→ **TASK**: Can you pull out each line of the data below that includes the word "JSON"?
──────── EXERCISE DATA
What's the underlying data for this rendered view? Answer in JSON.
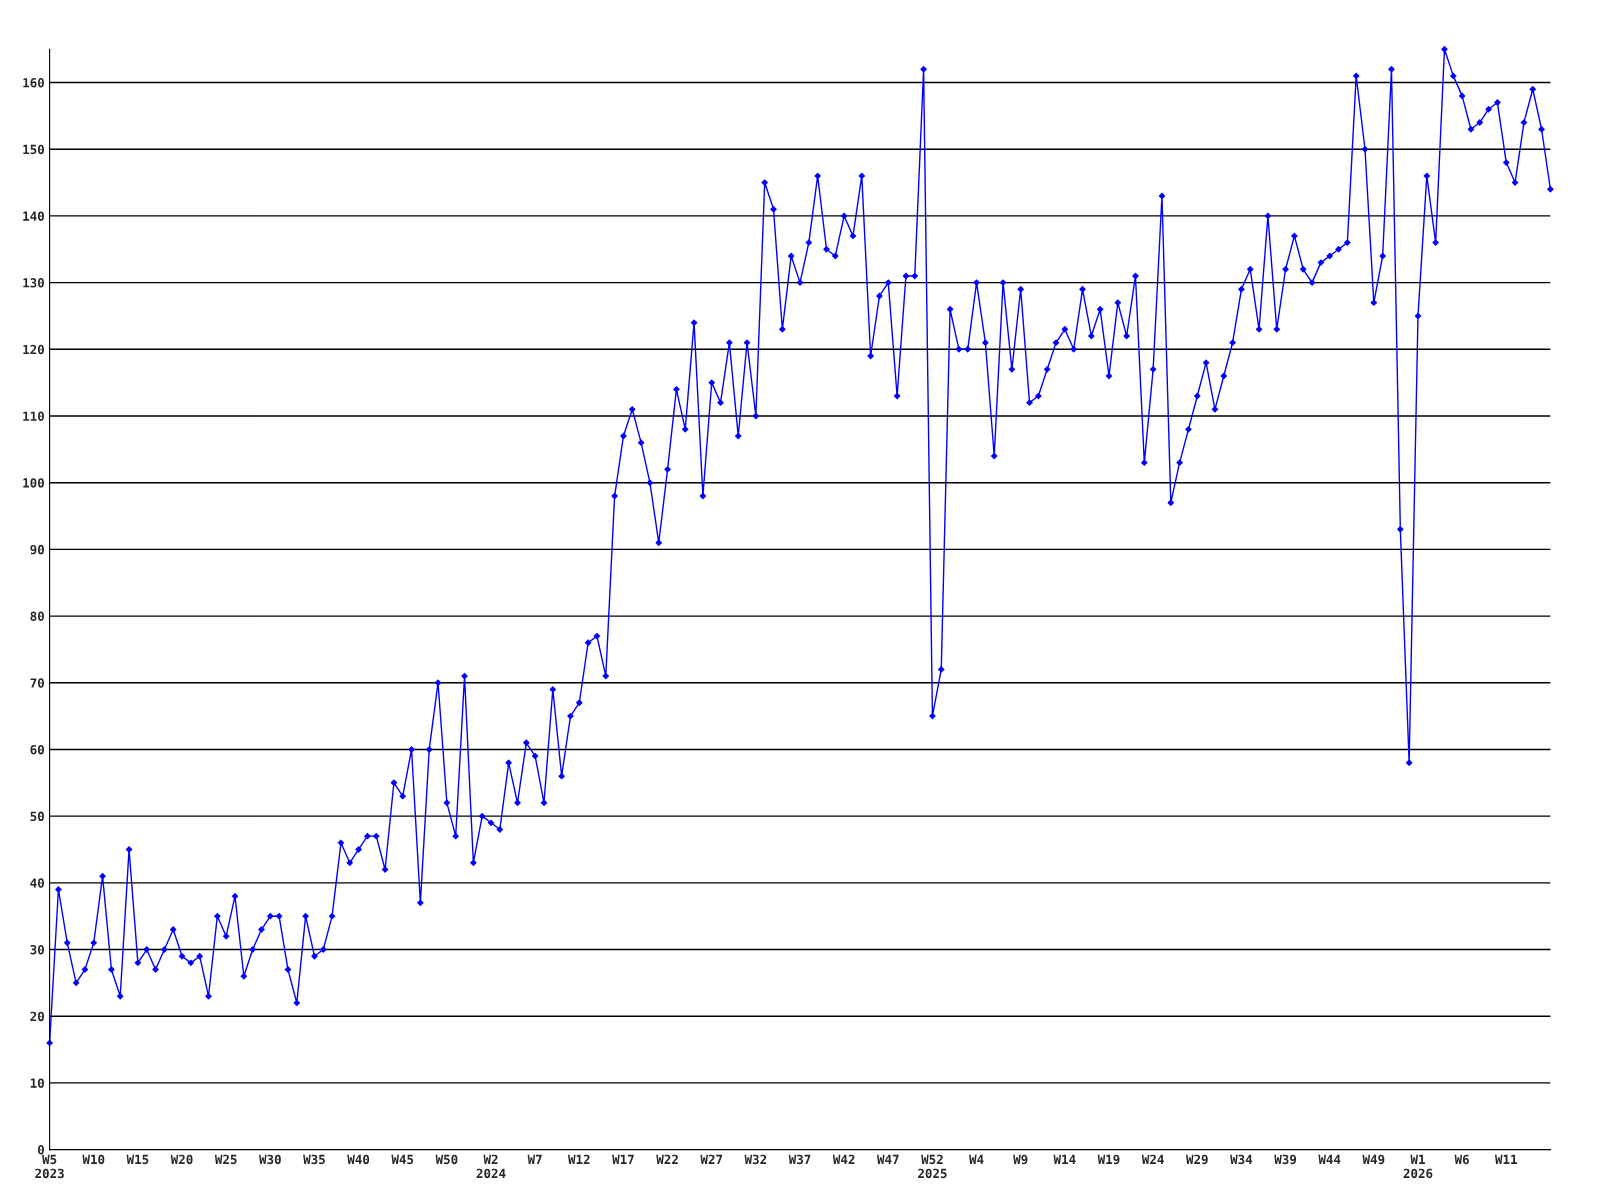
{
  "chart_data": {
    "type": "line",
    "categories": [
      "W5\n2023",
      null,
      null,
      null,
      null,
      "W10",
      null,
      null,
      null,
      null,
      "W15",
      null,
      null,
      null,
      null,
      "W20",
      null,
      null,
      null,
      null,
      "W25",
      null,
      null,
      null,
      null,
      "W30",
      null,
      null,
      null,
      null,
      "W35",
      null,
      null,
      null,
      null,
      "W40",
      null,
      null,
      null,
      null,
      "W45",
      null,
      null,
      null,
      null,
      "W50",
      null,
      null,
      null,
      null,
      "W2\n2024",
      null,
      null,
      null,
      null,
      "W7",
      null,
      null,
      null,
      null,
      "W12",
      null,
      null,
      null,
      null,
      "W17",
      null,
      null,
      null,
      null,
      "W22",
      null,
      null,
      null,
      null,
      "W27",
      null,
      null,
      null,
      null,
      "W32",
      null,
      null,
      null,
      null,
      "W37",
      null,
      null,
      null,
      null,
      "W42",
      null,
      null,
      null,
      null,
      "W47",
      null,
      null,
      null,
      null,
      "W52\n2025",
      null,
      null,
      null,
      null,
      "W4",
      null,
      null,
      null,
      null,
      "W9",
      null,
      null,
      null,
      null,
      "W14",
      null,
      null,
      null,
      null,
      "W19",
      null,
      null,
      null,
      null,
      "W24",
      null,
      null,
      null,
      null,
      "W29",
      null,
      null,
      null,
      null,
      "W34",
      null,
      null,
      null,
      null,
      "W39",
      null,
      null,
      null,
      null,
      "W44",
      null,
      null,
      null,
      null,
      "W49",
      null,
      null,
      null,
      null,
      "W1\n2026",
      null,
      null,
      null,
      null,
      "W6",
      null,
      null,
      null,
      null,
      "W11",
      null,
      null,
      null,
      null,
      null
    ],
    "series": [
      {
        "color": "#0000ff",
        "values": [
          16,
          39,
          31,
          25,
          27,
          31,
          41,
          27,
          23,
          45,
          28,
          30,
          27,
          30,
          33,
          29,
          28,
          29,
          23,
          35,
          32,
          38,
          26,
          30,
          33,
          35,
          35,
          27,
          22,
          35,
          29,
          30,
          35,
          46,
          43,
          45,
          47,
          47,
          42,
          55,
          53,
          60,
          37,
          60,
          70,
          52,
          47,
          71,
          43,
          50,
          49,
          48,
          58,
          52,
          61,
          59,
          52,
          69,
          56,
          65,
          67,
          76,
          77,
          71,
          98,
          107,
          111,
          106,
          100,
          91,
          102,
          114,
          108,
          124,
          98,
          115,
          112,
          121,
          107,
          121,
          110,
          145,
          141,
          123,
          134,
          130,
          136,
          146,
          135,
          134,
          140,
          137,
          146,
          119,
          128,
          130,
          113,
          131,
          131,
          162,
          65,
          72,
          126,
          120,
          120,
          130,
          121,
          104,
          130,
          117,
          129,
          112,
          113,
          117,
          121,
          123,
          120,
          129,
          122,
          126,
          116,
          127,
          122,
          131,
          103,
          117,
          143,
          97,
          103,
          108,
          113,
          118,
          111,
          116,
          121,
          129,
          132,
          123,
          140,
          123,
          132,
          137,
          132,
          130,
          133,
          134,
          135,
          136,
          161,
          150,
          127,
          134,
          162,
          93,
          58,
          125,
          146,
          136,
          165,
          161,
          158,
          153,
          154,
          156,
          157,
          148,
          145,
          154,
          159,
          153,
          144
        ]
      }
    ],
    "ylim": [
      0,
      165
    ],
    "yticks": [
      0,
      10,
      20,
      30,
      40,
      50,
      60,
      70,
      80,
      90,
      100,
      110,
      120,
      130,
      140,
      150,
      160
    ],
    "grid": "y",
    "marker": "diamond",
    "line_style": "solid"
  }
}
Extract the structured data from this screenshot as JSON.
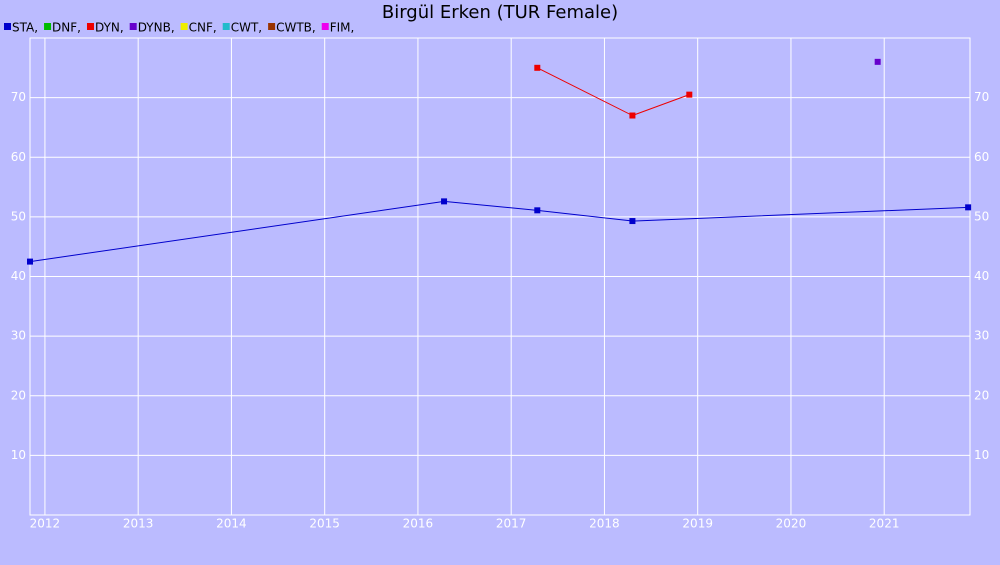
{
  "chart_data": {
    "type": "line",
    "title": "Birgül Erken (TUR Female)",
    "series": [
      {
        "name": "STA,",
        "color": "#0000cc",
        "x": [
          2011.84,
          2016.28,
          2017.28,
          2018.3,
          2021.9
        ],
        "values": [
          42.5,
          52.6,
          51.1,
          49.3,
          51.6
        ]
      },
      {
        "name": "DNF,",
        "color": "#00bb00",
        "x": [],
        "values": []
      },
      {
        "name": "DYN,",
        "color": "#ee0000",
        "x": [
          2017.28,
          2018.3,
          2018.91
        ],
        "values": [
          75,
          67,
          70.5
        ]
      },
      {
        "name": "DYNB,",
        "color": "#6600cc",
        "x": [
          2020.93
        ],
        "values": [
          76
        ]
      },
      {
        "name": "CNF,",
        "color": "#eeee00",
        "x": [],
        "values": []
      },
      {
        "name": "CWT,",
        "color": "#22bbcc",
        "x": [],
        "values": []
      },
      {
        "name": "CWTB,",
        "color": "#993300",
        "x": [],
        "values": []
      },
      {
        "name": "FIM,",
        "color": "#ee00ee",
        "x": [],
        "values": []
      }
    ],
    "xlim": [
      2011.84,
      2021.92
    ],
    "xticks": [
      2012,
      2013,
      2014,
      2015,
      2016,
      2017,
      2018,
      2019,
      2020,
      2021
    ],
    "ylim": [
      0,
      80
    ],
    "yticks": [
      10,
      20,
      30,
      40,
      50,
      60,
      70
    ],
    "grid": true
  }
}
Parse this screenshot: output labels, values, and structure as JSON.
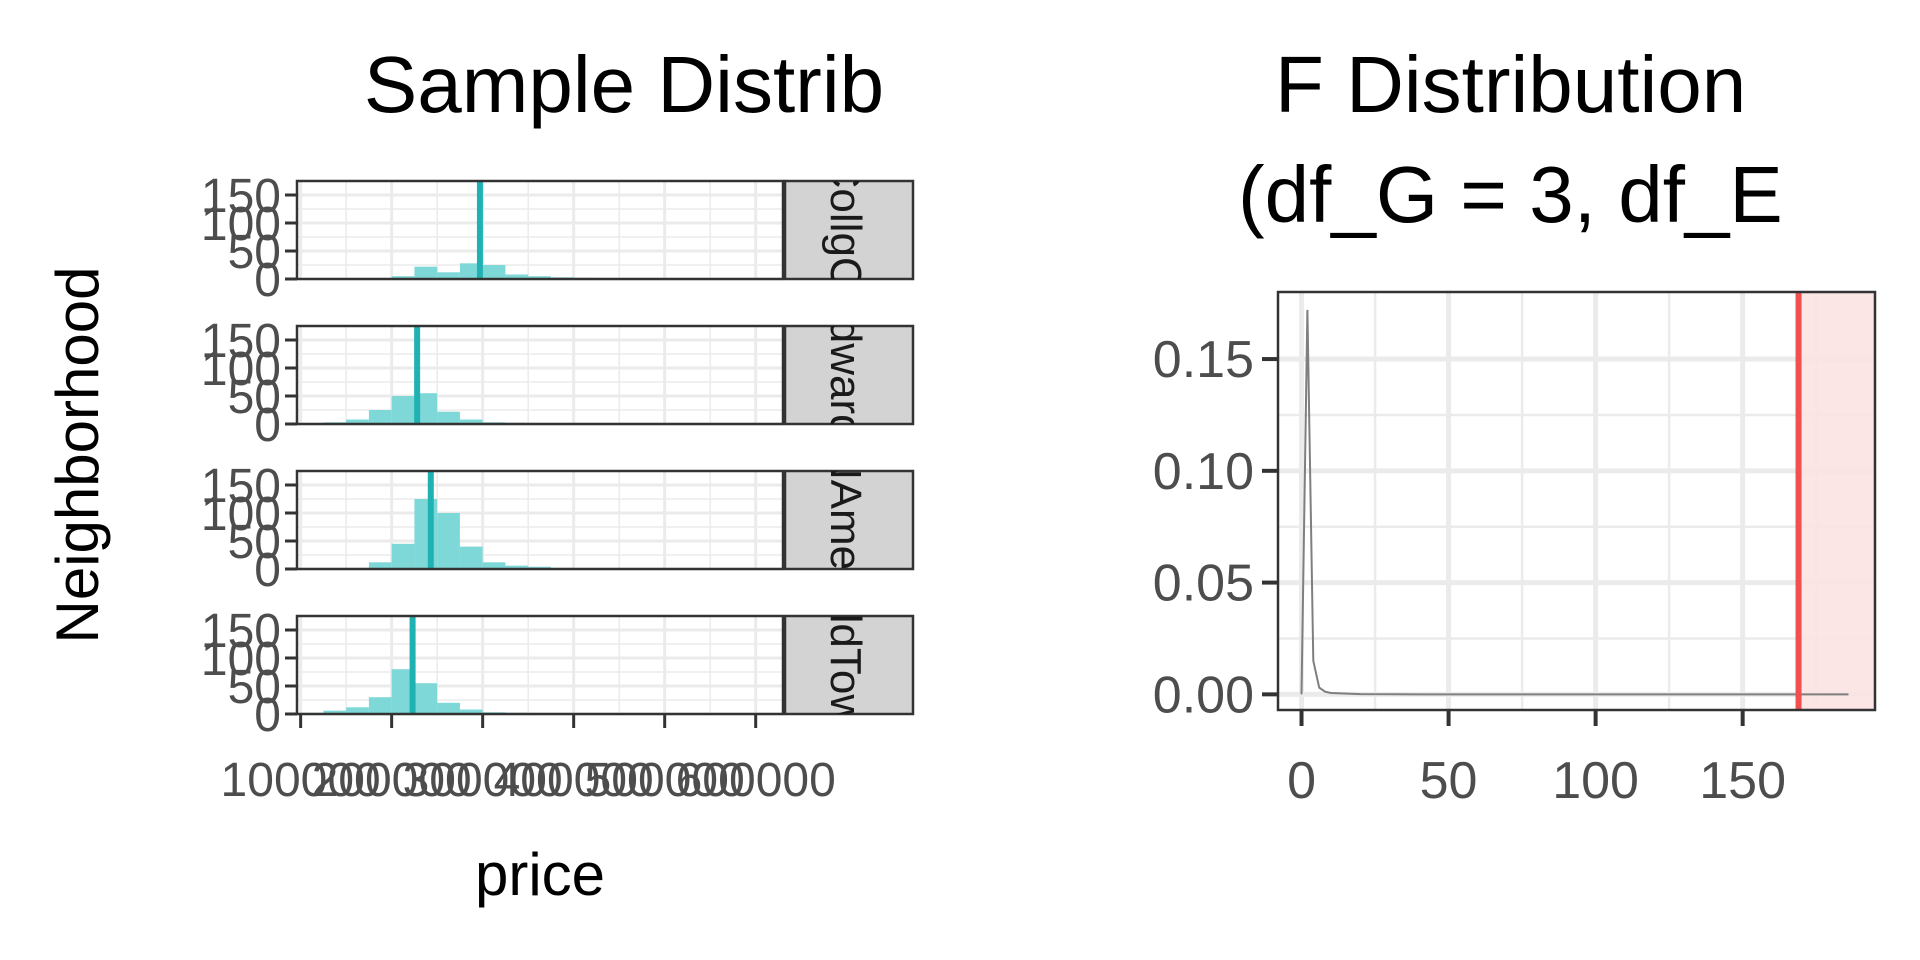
{
  "chart_data": [
    {
      "type": "bar",
      "title": "Sample Distrib",
      "xlabel": "price",
      "ylabel": "Neighborhood",
      "x_ticks": [
        100000,
        200000,
        300000,
        400000,
        500000,
        600000
      ],
      "x_tick_labels": [
        "100000",
        "200000",
        "300000",
        "400000",
        "500000",
        "600000"
      ],
      "y_ticks": [
        0,
        50,
        100,
        150
      ],
      "y_tick_labels": [
        "0",
        "50",
        "100",
        "150"
      ],
      "xlim": [
        96000,
        630000
      ],
      "ylim": [
        0,
        175
      ],
      "bin_width": 25000,
      "bar_color": "#7fd8d8",
      "mean_line_color": "#20b2b2",
      "strip_color": "#d3d3d3",
      "grid": true,
      "panels": [
        {
          "strip": "CollgCr",
          "strip_visible": "ollgC",
          "bin_starts": [
            200000,
            225000,
            250000,
            275000,
            300000,
            325000,
            350000,
            375000,
            400000,
            425000,
            450000,
            475000,
            500000,
            525000,
            550000
          ],
          "counts": [
            5,
            22,
            12,
            28,
            25,
            8,
            5,
            3,
            2,
            1,
            1,
            1,
            0,
            0,
            1
          ],
          "mean": 297000
        },
        {
          "strip": "Edwards",
          "strip_visible": "war",
          "bin_starts": [
            100000,
            125000,
            150000,
            175000,
            200000,
            225000,
            250000,
            275000,
            300000,
            325000,
            350000,
            375000,
            400000,
            425000,
            450000,
            475000,
            500000,
            525000,
            550000,
            575000,
            600000
          ],
          "counts": [
            1,
            3,
            8,
            25,
            50,
            55,
            22,
            8,
            3,
            2,
            1,
            1,
            1,
            1,
            1,
            1,
            1,
            1,
            1,
            0,
            0
          ],
          "mean": 228000
        },
        {
          "strip": "NAmes",
          "strip_visible": "Ame",
          "bin_starts": [
            175000,
            200000,
            225000,
            250000,
            275000,
            300000,
            325000,
            350000,
            375000,
            400000,
            425000,
            450000,
            475000,
            500000
          ],
          "counts": [
            12,
            45,
            125,
            100,
            40,
            12,
            6,
            4,
            2,
            1,
            1,
            1,
            0,
            1
          ],
          "mean": 243000
        },
        {
          "strip": "OldTown",
          "strip_visible": "dTo",
          "bin_starts": [
            100000,
            125000,
            150000,
            175000,
            200000,
            225000,
            250000,
            275000,
            300000,
            325000,
            350000,
            375000,
            400000,
            425000,
            450000,
            475000,
            500000,
            525000,
            550000
          ],
          "counts": [
            2,
            6,
            12,
            30,
            80,
            55,
            20,
            8,
            3,
            2,
            1,
            1,
            1,
            0,
            1,
            0,
            1,
            0,
            1
          ],
          "mean": 223000
        }
      ]
    },
    {
      "type": "line",
      "title": "F Distribution",
      "subtitle": "(df_G = 3, df_E",
      "xlabel": "",
      "ylabel": "",
      "x_ticks": [
        0,
        50,
        100,
        150
      ],
      "x_tick_labels": [
        "0",
        "50",
        "100",
        "150"
      ],
      "y_ticks": [
        0,
        0.05,
        0.1,
        0.15
      ],
      "y_tick_labels": [
        "0.00",
        "0.05",
        "0.10",
        "0.15"
      ],
      "xlim": [
        -8,
        195
      ],
      "ylim": [
        -0.007,
        0.18
      ],
      "grid": true,
      "line_color": "#7f7f7f",
      "critical_line_color": "#f05050",
      "region_fill": "#fbe2e2",
      "critical_value": 169,
      "series": [
        {
          "x": [
            0,
            2,
            4,
            6,
            8,
            10,
            20,
            40,
            60,
            80,
            100,
            120,
            140,
            160,
            186
          ],
          "y": [
            0,
            0.172,
            0.015,
            0.003,
            0.0012,
            0.0006,
            0.0001,
            0,
            0,
            0,
            0,
            0,
            0,
            0,
            0
          ]
        }
      ]
    }
  ]
}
────────────────
→ **EXERCISE RESPONSE**:
What's the underlying data for this rendered view? Answer in JSON.
Extract the structured data from this screenshot as JSON.
Parse this screenshot: output labels, values, and structure as JSON.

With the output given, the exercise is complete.